**What you will do**
Spot every line with the word "this" and return it.

+--

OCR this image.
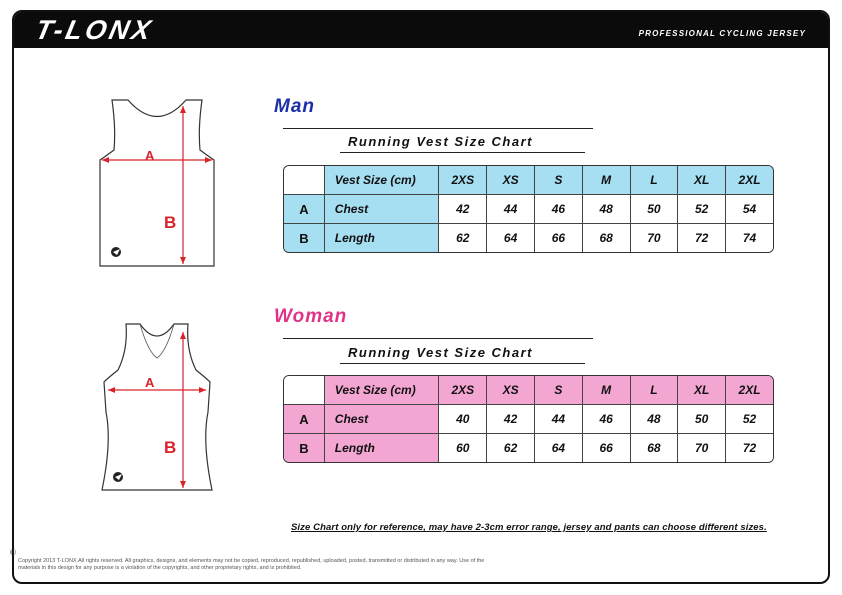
T-LONX	PROFESSIONAL CYCLING JERSEY
A
B
A
B
Man
Running Vest Size Chart
	Vest Size (cm)	2XS	XS	S	M	L	XL	2XL
A	Chest	42	44	46	48	50	52	54
B	Length	62	64	66	68	70	72	74
Woman
Running Vest Size Chart
	Vest Size (cm)	2XS	XS	S	M	L	XL	2XL
A	Chest	40	42	44	46	48	50	52
B	Length	60	62	64	66	68	70	72
Size Chart only for reference, may have 2-3cm error range, jersey and pants can choose different sizes.
©
Copyright 2013 T-LONX.All rights reserved. All graphics, designs, and elements may not be copied, reproduced, republished, uploaded, posted, transmitted or distributed in any way. Use of the materials in this design for any purpose is a violation of the copyrights, and other proprietary rights, and is prohibited.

+--

**Exercise solution**
OCR this image.
Copyright 2013 T-LONX.All rights reserved. All graphics, designs, and elements may not be copied, reproduced, republished, uploaded, posted, transmitted or distributed in any way. Use of the materials in this design for any purpose is a violation of the copyrights, and other proprietary rights, and is prohibited.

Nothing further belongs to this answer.